__Written request__
Please write the listing below out again exactly, leaving every picture behind.
** START OF Provided records **
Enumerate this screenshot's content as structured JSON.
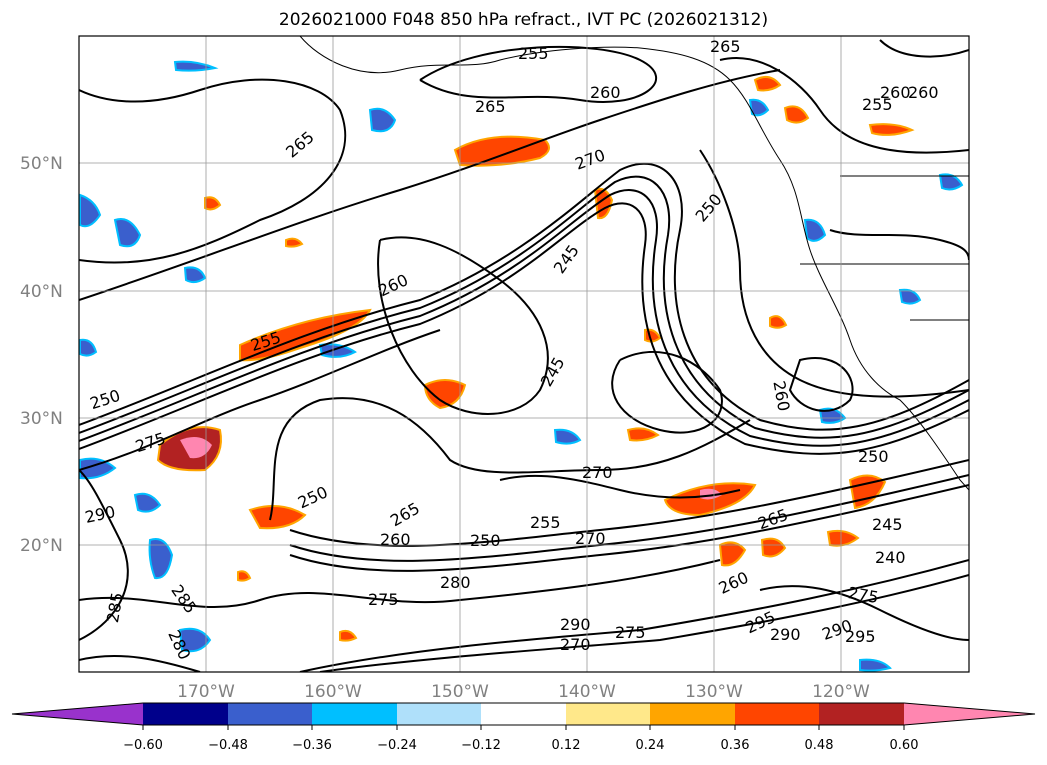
{
  "title": "2026021000 F048 850 hPa refract., IVT PC (2026021312)",
  "lat_labels": [
    "50°N",
    "40°N",
    "30°N",
    "20°N"
  ],
  "lon_labels": [
    "170°W",
    "160°W",
    "150°W",
    "140°W",
    "130°W",
    "120°W"
  ],
  "colorbar": {
    "colors": [
      "#9932cc",
      "#00008b",
      "#3a5fcd",
      "#00bfff",
      "#afe0fa",
      "#ffffff",
      "#ffe88a",
      "#ffa500",
      "#ff4500",
      "#b22222",
      "#ff86b0"
    ],
    "tick_labels": [
      "−0.60",
      "−0.48",
      "−0.36",
      "−0.24",
      "−0.12",
      "0.12",
      "0.24",
      "0.36",
      "0.48",
      "0.60"
    ]
  },
  "contour_labels": [
    "255",
    "265",
    "260",
    "265",
    "265",
    "260",
    "270",
    "250",
    "245",
    "255",
    "260",
    "255",
    "260",
    "250",
    "245",
    "275",
    "270",
    "290",
    "250",
    "265",
    "255",
    "260",
    "250",
    "270",
    "280",
    "275",
    "285",
    "285",
    "290",
    "270",
    "275",
    "290",
    "295",
    "290",
    "295",
    "260",
    "265",
    "245",
    "240",
    "250",
    "260",
    "275",
    "280"
  ]
}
** END OF Provided records **
__Task solution__
Enumerate this screenshot's content as structured JSON.
{
  "title": "2026021000 F048 850 hPa refract., IVT PC (2026021312)",
  "lat_labels": [
    "50°N",
    "40°N",
    "30°N",
    "20°N"
  ],
  "lon_labels": [
    "170°W",
    "160°W",
    "150°W",
    "140°W",
    "130°W",
    "120°W"
  ],
  "colorbar": {
    "colors": [
      "#9932cc",
      "#00008b",
      "#3a5fcd",
      "#00bfff",
      "#afe0fa",
      "#ffffff",
      "#ffe88a",
      "#ffa500",
      "#ff4500",
      "#b22222",
      "#ff86b0"
    ],
    "tick_labels": [
      "−0.60",
      "−0.48",
      "−0.36",
      "−0.24",
      "−0.12",
      "0.12",
      "0.24",
      "0.36",
      "0.48",
      "0.60"
    ]
  },
  "contour_labels": [
    "255",
    "265",
    "260",
    "265",
    "265",
    "260",
    "270",
    "250",
    "245",
    "255",
    "260",
    "255",
    "260",
    "250",
    "245",
    "275",
    "270",
    "290",
    "250",
    "265",
    "255",
    "260",
    "250",
    "270",
    "280",
    "275",
    "285",
    "285",
    "290",
    "270",
    "275",
    "290",
    "295",
    "290",
    "295",
    "260",
    "265",
    "245",
    "240",
    "250",
    "260",
    "275",
    "280"
  ]
}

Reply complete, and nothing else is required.